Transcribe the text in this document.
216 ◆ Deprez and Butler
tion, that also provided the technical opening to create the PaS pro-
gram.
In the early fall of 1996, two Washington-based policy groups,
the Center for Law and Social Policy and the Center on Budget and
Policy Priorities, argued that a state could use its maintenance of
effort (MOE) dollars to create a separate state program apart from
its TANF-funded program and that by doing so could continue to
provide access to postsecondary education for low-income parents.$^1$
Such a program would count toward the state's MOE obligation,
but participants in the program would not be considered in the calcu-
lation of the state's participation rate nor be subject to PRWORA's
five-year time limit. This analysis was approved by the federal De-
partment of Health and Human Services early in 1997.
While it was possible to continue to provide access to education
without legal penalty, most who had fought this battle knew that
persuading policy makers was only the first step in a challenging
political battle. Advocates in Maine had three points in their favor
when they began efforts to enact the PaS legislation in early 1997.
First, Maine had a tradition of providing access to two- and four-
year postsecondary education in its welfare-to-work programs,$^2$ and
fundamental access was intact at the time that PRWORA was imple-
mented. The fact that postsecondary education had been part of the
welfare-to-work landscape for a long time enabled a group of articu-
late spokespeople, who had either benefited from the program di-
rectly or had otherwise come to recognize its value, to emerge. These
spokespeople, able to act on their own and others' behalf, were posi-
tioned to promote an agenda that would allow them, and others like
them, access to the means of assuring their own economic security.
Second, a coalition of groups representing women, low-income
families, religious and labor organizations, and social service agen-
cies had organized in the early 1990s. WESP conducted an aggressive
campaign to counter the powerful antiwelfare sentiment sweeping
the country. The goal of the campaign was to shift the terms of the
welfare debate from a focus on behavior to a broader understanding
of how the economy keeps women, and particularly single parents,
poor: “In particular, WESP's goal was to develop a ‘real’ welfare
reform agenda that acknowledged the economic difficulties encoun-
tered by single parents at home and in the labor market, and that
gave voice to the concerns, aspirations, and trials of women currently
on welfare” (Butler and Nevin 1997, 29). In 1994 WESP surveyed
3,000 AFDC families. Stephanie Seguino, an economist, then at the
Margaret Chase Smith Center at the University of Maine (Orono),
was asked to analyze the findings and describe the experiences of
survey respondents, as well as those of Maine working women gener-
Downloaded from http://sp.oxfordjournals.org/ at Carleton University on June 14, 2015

######

→ Required task: From the material given, work out how many lines hold the string "economic"; state that number and nothing further.

→ Result of the task: 2